**Exercise:** Find the word "name" in the records below. List each line containing it.

**Extracted records:**
........

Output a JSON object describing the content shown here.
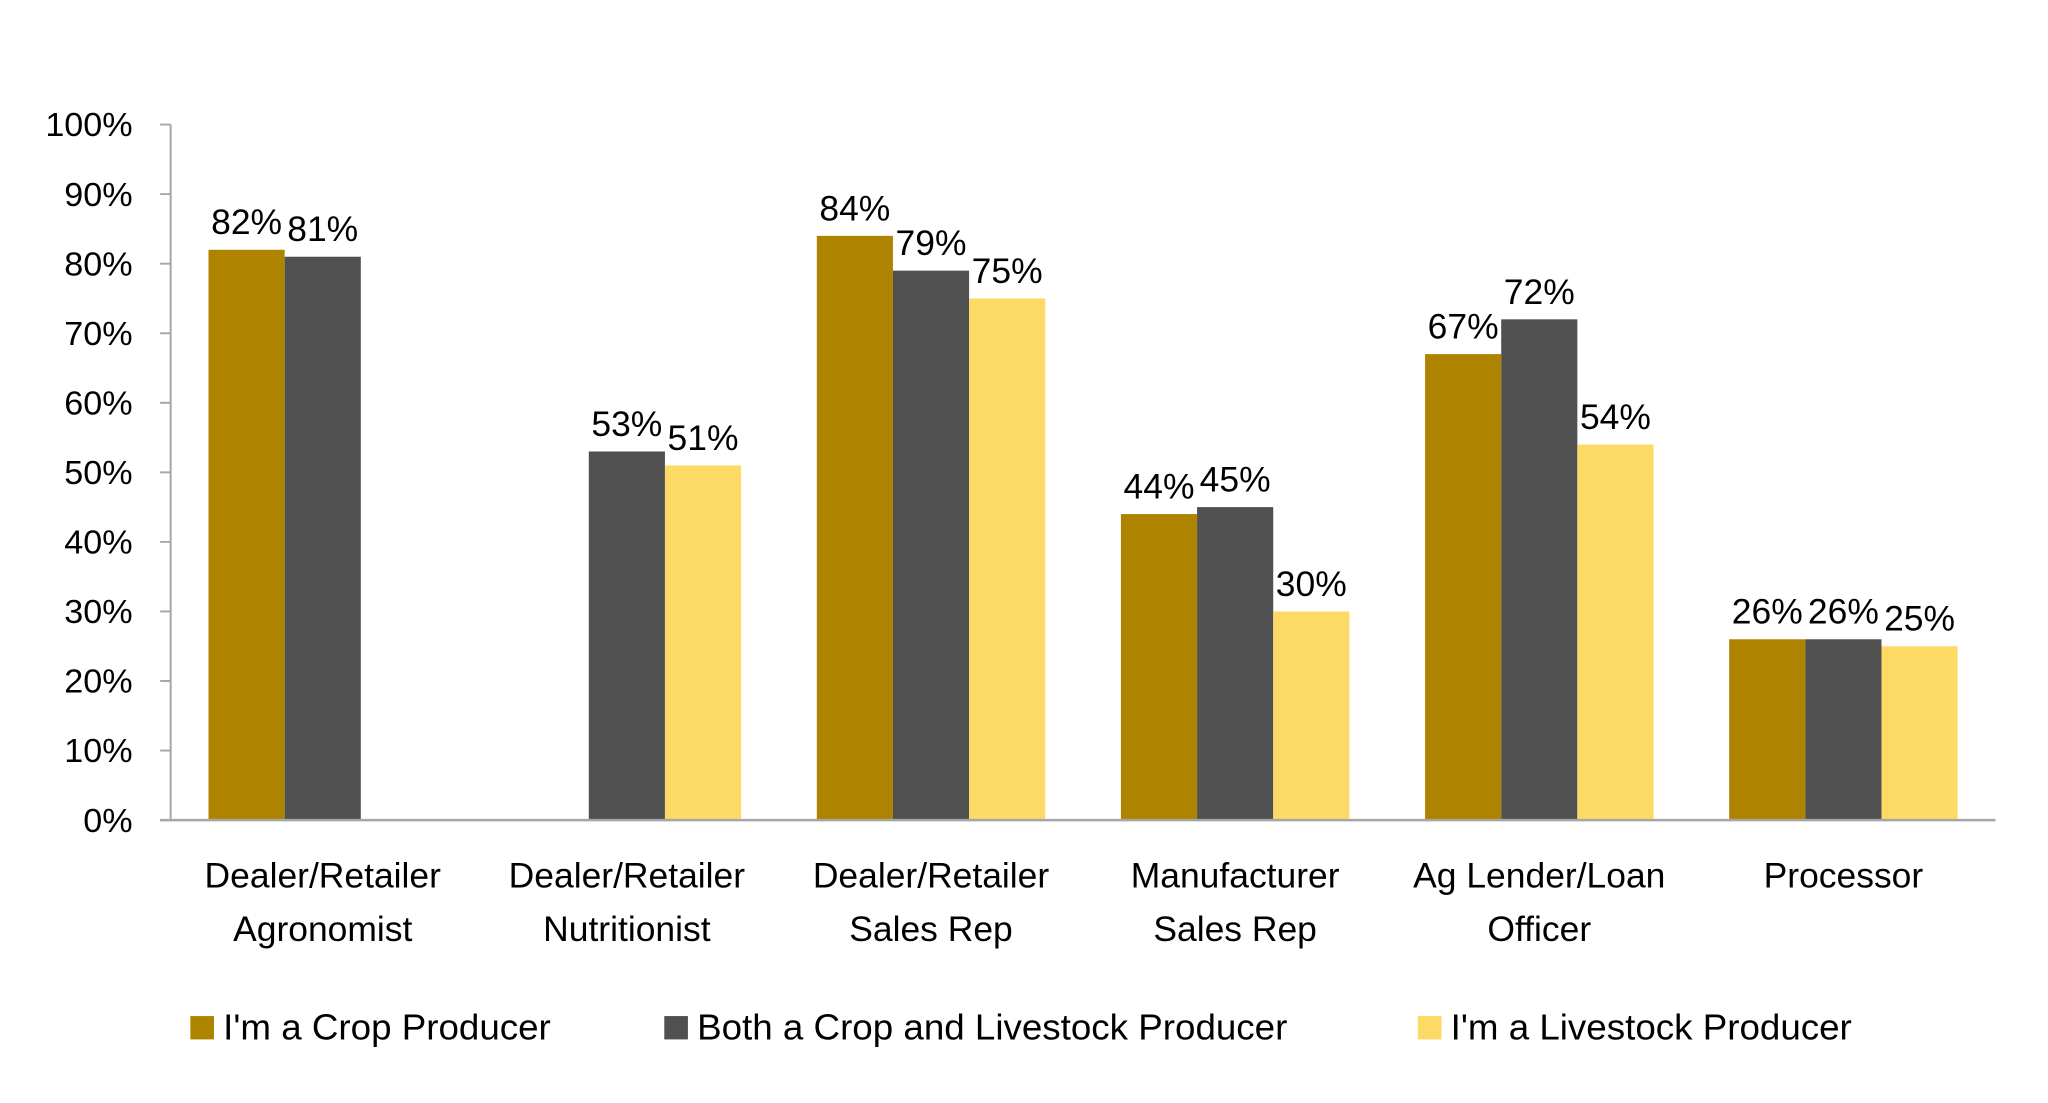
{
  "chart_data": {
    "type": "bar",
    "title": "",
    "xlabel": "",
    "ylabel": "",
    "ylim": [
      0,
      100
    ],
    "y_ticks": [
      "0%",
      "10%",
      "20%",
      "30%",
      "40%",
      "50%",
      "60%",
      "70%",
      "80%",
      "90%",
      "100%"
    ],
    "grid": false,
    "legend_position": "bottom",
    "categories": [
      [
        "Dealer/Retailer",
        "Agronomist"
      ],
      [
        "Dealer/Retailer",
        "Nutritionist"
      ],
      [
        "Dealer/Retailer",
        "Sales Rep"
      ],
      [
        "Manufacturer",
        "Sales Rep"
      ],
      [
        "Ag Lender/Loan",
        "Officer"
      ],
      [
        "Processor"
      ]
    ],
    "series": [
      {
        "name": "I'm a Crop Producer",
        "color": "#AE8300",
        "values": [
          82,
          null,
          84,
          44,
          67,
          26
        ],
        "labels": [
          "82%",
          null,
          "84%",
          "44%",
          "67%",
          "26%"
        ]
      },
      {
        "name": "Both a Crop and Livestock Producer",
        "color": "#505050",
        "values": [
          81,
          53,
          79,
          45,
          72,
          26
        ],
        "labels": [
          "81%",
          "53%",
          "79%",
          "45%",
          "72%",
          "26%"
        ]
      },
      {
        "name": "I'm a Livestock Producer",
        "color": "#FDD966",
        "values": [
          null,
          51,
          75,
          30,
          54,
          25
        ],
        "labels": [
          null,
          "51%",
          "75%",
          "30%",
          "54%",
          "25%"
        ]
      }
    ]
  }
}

........

**Expected answer:**
        "name": "I'm a Crop Producer",
        "name": "Both a Crop and Livestock Producer",
        "name": "I'm a Livestock Producer",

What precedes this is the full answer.